-- YOUR GOAL --
Exactly as they appear, output all of the entries.

━━━━━ MATERIAL FOR THIS TASK ━━━━━

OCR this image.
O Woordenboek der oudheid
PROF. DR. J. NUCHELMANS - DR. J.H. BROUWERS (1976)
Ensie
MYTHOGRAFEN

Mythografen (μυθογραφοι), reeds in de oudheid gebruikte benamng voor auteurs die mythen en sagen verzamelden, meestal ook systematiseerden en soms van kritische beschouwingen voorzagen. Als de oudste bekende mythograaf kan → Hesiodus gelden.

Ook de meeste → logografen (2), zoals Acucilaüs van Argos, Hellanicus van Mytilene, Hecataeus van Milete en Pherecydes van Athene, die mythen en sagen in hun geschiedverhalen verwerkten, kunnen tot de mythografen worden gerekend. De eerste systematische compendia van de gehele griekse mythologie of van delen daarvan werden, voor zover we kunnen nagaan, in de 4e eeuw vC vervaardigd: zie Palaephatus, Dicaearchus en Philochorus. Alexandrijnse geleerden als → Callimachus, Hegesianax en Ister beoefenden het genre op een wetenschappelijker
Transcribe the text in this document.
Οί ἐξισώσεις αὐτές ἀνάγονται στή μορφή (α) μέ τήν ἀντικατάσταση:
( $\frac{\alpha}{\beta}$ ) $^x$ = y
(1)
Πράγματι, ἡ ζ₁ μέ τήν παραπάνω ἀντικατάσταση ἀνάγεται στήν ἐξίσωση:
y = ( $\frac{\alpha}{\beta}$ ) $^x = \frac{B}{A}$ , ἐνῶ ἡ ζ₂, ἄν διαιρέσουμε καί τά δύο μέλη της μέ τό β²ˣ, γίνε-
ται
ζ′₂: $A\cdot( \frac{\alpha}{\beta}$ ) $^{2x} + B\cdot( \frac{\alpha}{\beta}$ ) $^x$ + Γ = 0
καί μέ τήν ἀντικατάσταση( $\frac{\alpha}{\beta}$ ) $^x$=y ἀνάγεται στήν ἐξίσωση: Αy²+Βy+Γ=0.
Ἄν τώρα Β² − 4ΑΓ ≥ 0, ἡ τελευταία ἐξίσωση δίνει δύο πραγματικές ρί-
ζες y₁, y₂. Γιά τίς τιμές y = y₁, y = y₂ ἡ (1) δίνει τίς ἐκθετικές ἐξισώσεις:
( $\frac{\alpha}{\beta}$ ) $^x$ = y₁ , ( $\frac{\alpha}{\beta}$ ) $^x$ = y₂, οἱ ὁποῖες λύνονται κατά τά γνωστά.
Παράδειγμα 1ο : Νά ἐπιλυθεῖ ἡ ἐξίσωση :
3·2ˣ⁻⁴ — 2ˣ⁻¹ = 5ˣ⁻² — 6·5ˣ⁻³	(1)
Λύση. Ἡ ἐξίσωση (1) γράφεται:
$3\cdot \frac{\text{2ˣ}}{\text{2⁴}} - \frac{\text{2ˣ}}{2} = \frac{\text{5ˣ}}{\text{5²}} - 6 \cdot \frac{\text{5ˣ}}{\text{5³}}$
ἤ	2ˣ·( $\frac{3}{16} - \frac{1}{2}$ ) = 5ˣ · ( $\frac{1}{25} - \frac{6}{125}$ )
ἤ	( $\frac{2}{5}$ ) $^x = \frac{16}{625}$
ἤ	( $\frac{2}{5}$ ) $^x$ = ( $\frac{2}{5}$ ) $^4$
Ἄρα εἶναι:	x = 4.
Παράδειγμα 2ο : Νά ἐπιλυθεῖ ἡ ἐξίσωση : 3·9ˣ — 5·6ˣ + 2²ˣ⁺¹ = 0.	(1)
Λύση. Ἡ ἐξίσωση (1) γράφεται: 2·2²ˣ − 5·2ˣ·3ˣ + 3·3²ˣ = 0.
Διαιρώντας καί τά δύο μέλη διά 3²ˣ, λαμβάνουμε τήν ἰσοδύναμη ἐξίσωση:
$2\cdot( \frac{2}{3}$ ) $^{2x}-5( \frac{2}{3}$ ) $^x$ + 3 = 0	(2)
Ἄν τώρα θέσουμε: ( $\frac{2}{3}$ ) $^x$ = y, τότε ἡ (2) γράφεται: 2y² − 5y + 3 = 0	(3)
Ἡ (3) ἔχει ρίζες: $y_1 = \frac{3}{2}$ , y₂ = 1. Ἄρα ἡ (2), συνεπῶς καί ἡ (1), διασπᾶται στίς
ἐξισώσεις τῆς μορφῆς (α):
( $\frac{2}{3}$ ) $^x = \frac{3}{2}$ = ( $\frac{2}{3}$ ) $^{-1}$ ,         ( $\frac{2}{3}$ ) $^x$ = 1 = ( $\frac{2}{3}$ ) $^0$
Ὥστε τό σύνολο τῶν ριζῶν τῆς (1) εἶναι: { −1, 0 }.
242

━━━━━

-- SOLUTION --
OCR this image.
O Woordenboek der oudheid
PROF. DR. J. NUCHELMANS - DR. J.H. BROUWERS (1976)
Ensie
MYTHOGRAFEN

Mythografen (μυθογραφοι), reeds in de oudheid gebruikte benamng voor auteurs die mythen en sagen verzamelden, meestal ook systematiseerden en soms van kritische beschouwingen voorzagen. Als de oudste bekende mythograaf kan → Hesiodus gelden.

Ook de meeste → logografen (2), zoals Acucilaüs van Argos, Hellanicus van Mytilene, Hecataeus van Milete en Pherecydes van Athene, die mythen en sagen in hun geschiedverhalen verwerkten, kunnen tot de mythografen worden gerekend. De eerste systematische compendia van de gehele griekse mythologie of van delen daarvan werden, voor zover we kunnen nagaan, in de 4e eeuw vC vervaardigd: zie Palaephatus, Dicaearchus en Philochorus. Alexandrijnse geleerden als → Callimachus, Hegesianax en Ister beoefenden het genre op een wetenschappelijker
Transcribe the text in this document.
Οί ἐξισώσεις αὐτές ἀνάγονται στή μορφή (α) μέ τήν ἀντικατάσταση:
( $\frac{\alpha}{\beta}$ ) $^x$ = y
(1)
Πράγματι, ἡ ζ₁ μέ τήν παραπάνω ἀντικατάσταση ἀνάγεται στήν ἐξίσωση:
y = ( $\frac{\alpha}{\beta}$ ) $^x = \frac{B}{A}$ , ἐνῶ ἡ ζ₂, ἄν διαιρέσουμε καί τά δύο μέλη της μέ τό β²ˣ, γίνε-
ται
ζ′₂: $A\cdot( \frac{\alpha}{\beta}$ ) $^{2x} + B\cdot( \frac{\alpha}{\beta}$ ) $^x$ + Γ = 0
καί μέ τήν ἀντικατάσταση( $\frac{\alpha}{\beta}$ ) $^x$=y ἀνάγεται στήν ἐξίσωση: Αy²+Βy+Γ=0.
Ἄν τώρα Β² − 4ΑΓ ≥ 0, ἡ τελευταία ἐξίσωση δίνει δύο πραγματικές ρί-
ζες y₁, y₂. Γιά τίς τιμές y = y₁, y = y₂ ἡ (1) δίνει τίς ἐκθετικές ἐξισώσεις:
( $\frac{\alpha}{\beta}$ ) $^x$ = y₁ , ( $\frac{\alpha}{\beta}$ ) $^x$ = y₂, οἱ ὁποῖες λύνονται κατά τά γνωστά.
Παράδειγμα 1ο : Νά ἐπιλυθεῖ ἡ ἐξίσωση :
3·2ˣ⁻⁴ — 2ˣ⁻¹ = 5ˣ⁻² — 6·5ˣ⁻³	(1)
Λύση. Ἡ ἐξίσωση (1) γράφεται:
$3\cdot \frac{\text{2ˣ}}{\text{2⁴}} - \frac{\text{2ˣ}}{2} = \frac{\text{5ˣ}}{\text{5²}} - 6 \cdot \frac{\text{5ˣ}}{\text{5³}}$
ἤ	2ˣ·( $\frac{3}{16} - \frac{1}{2}$ ) = 5ˣ · ( $\frac{1}{25} - \frac{6}{125}$ )
ἤ	( $\frac{2}{5}$ ) $^x = \frac{16}{625}$
ἤ	( $\frac{2}{5}$ ) $^x$ = ( $\frac{2}{5}$ ) $^4$
Ἄρα εἶναι:	x = 4.
Παράδειγμα 2ο : Νά ἐπιλυθεῖ ἡ ἐξίσωση : 3·9ˣ — 5·6ˣ + 2²ˣ⁺¹ = 0.	(1)
Λύση. Ἡ ἐξίσωση (1) γράφεται: 2·2²ˣ − 5·2ˣ·3ˣ + 3·3²ˣ = 0.
Διαιρώντας καί τά δύο μέλη διά 3²ˣ, λαμβάνουμε τήν ἰσοδύναμη ἐξίσωση:
$2\cdot( \frac{2}{3}$ ) $^{2x}-5( \frac{2}{3}$ ) $^x$ + 3 = 0	(2)
Ἄν τώρα θέσουμε: ( $\frac{2}{3}$ ) $^x$ = y, τότε ἡ (2) γράφεται: 2y² − 5y + 3 = 0	(3)
Ἡ (3) ἔχει ρίζες: $y_1 = \frac{3}{2}$ , y₂ = 1. Ἄρα ἡ (2), συνεπῶς καί ἡ (1), διασπᾶται στίς
ἐξισώσεις τῆς μορφῆς (α):
( $\frac{2}{3}$ ) $^x = \frac{3}{2}$ = ( $\frac{2}{3}$ ) $^{-1}$ ,         ( $\frac{2}{3}$ ) $^x$ = 1 = ( $\frac{2}{3}$ ) $^0$
Ὥστε τό σύνολο τῶν ριζῶν τῆς (1) εἶναι: { −1, 0 }.
242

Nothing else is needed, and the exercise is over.